Job: Pick out the lines containing "ценности".

Raw data:

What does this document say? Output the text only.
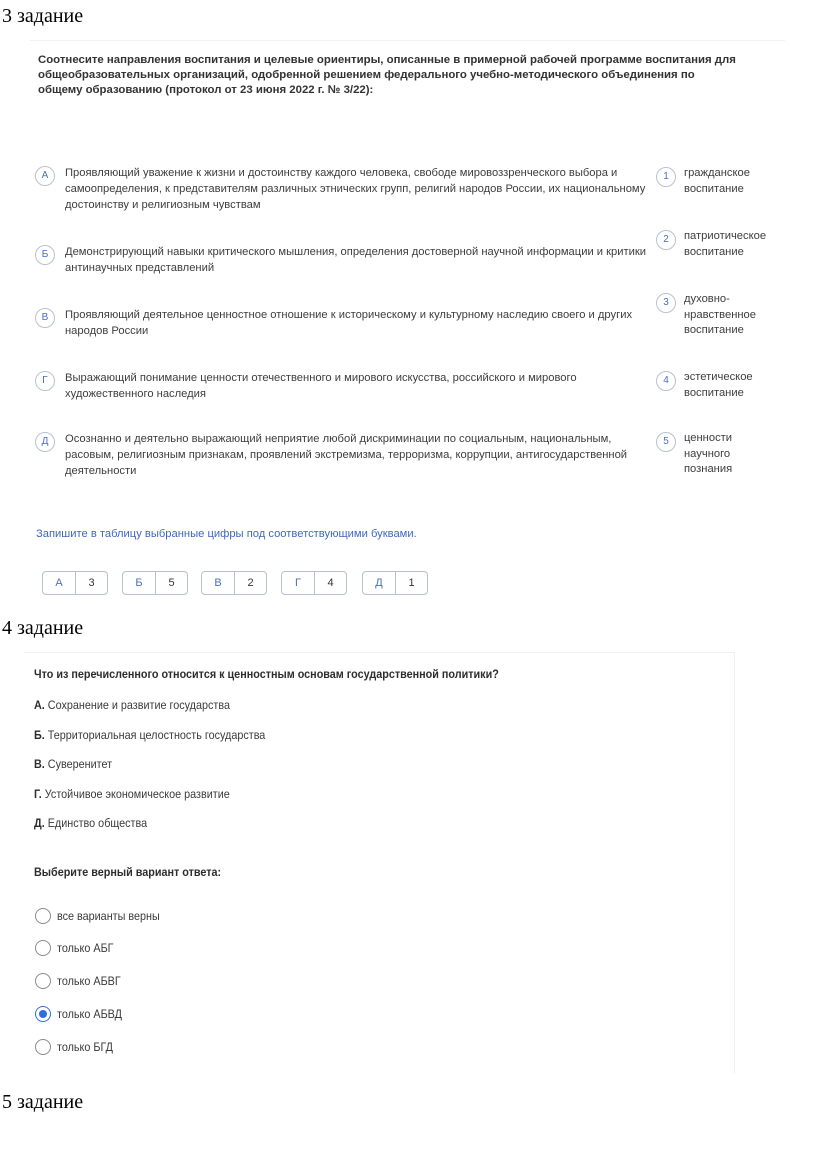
3 задание
Соотнесите направления воспитания и целевые ориентиры, описанные в примерной рабочей программе воспитания для общеобразовательных организаций, одобренной решением федерального учебно-методического объединения по общему образованию (протокол от 23 июня 2022 г. № 3/22):
А	Проявляющий уважение к жизни и достоинству каждого человека, свободе мировоззренческого выбора и самоопределения, к представителям различных этнических групп, религий народов России, их национальному достоинству и религиозным чувствам
Б	Демонстрирующий навыки критического мышления, определения достоверной научной информации и критики антинаучных представлений
В	Проявляющий деятельное ценностное отношение к историческому и культурному наследию своего и других народов России
Г	Выражающий понимание ценности отечественного и мирового искусства, российского и мирового художественного наследия
Д	Осознанно и деятельно выражающий неприятие любой дискриминации по социальным, национальным, расовым, религиозным признакам, проявлений экстремизма, терроризма, коррупции, антигосударственной деятельности
1	гражданское воспитание
2	патриотическое воспитание
3	духовно-нравственное воспитание
4	эстетическое воспитание
5	ценности научного познания
Запишите в таблицу выбранные цифры под соответствующими буквами.
А	3	Б	5	В	2	Г	4	Д	1
4 задание
Что из перечисленного относится к ценностным основам государственной политики?
А. Сохранение и развитие государства
Б. Территориальная целостность государства
В. Суверенитет
Г. Устойчивое экономическое развитие
Д. Единство общества
Выберите верный вариант ответа:
все варианты верны
только АБГ
только АБВГ
только АБВД
только БГД
5 задание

The response:
Г	Выражающий понимание ценности отечественного и мирового искусства, российского и мирового художественного наследия
5	ценности научного познания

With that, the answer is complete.